Start of RECORD LIST
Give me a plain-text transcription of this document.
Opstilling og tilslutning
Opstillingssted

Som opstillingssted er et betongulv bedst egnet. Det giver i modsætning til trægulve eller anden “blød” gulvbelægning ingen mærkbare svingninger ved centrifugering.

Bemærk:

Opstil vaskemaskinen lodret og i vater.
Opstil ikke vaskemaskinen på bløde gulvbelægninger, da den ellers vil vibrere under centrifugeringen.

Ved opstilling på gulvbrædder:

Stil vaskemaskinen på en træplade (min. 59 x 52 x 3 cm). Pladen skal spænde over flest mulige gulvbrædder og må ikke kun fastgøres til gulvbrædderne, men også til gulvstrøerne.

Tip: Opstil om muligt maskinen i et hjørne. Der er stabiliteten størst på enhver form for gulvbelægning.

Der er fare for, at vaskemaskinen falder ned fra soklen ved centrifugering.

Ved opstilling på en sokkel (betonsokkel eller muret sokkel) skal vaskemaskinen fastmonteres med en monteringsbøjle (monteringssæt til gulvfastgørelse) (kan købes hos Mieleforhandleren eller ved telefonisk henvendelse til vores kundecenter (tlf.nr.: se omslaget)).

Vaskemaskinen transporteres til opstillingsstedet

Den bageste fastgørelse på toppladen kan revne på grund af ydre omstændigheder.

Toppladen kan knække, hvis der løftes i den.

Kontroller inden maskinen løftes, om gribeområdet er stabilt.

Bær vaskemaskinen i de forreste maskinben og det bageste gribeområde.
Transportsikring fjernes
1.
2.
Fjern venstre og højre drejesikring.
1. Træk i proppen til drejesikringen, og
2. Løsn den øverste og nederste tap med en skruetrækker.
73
End of RECORD LIST
Which lines contain the word "ikke"? Copy each one.

• OUTPUT FOR THIS EXERCISE
Opstil ikke vaskemaskinen på bløde gulvbelægninger, da den ellers vil vibrere under centrifugeringen.
Stil vaskemaskinen på en træplade (min. 59 x 52 x 3 cm). Pladen skal spænde over flest mulige gulvbrædder og må ikke kun fastgøres til gulvbrædderne, men også til gulvstrøerne.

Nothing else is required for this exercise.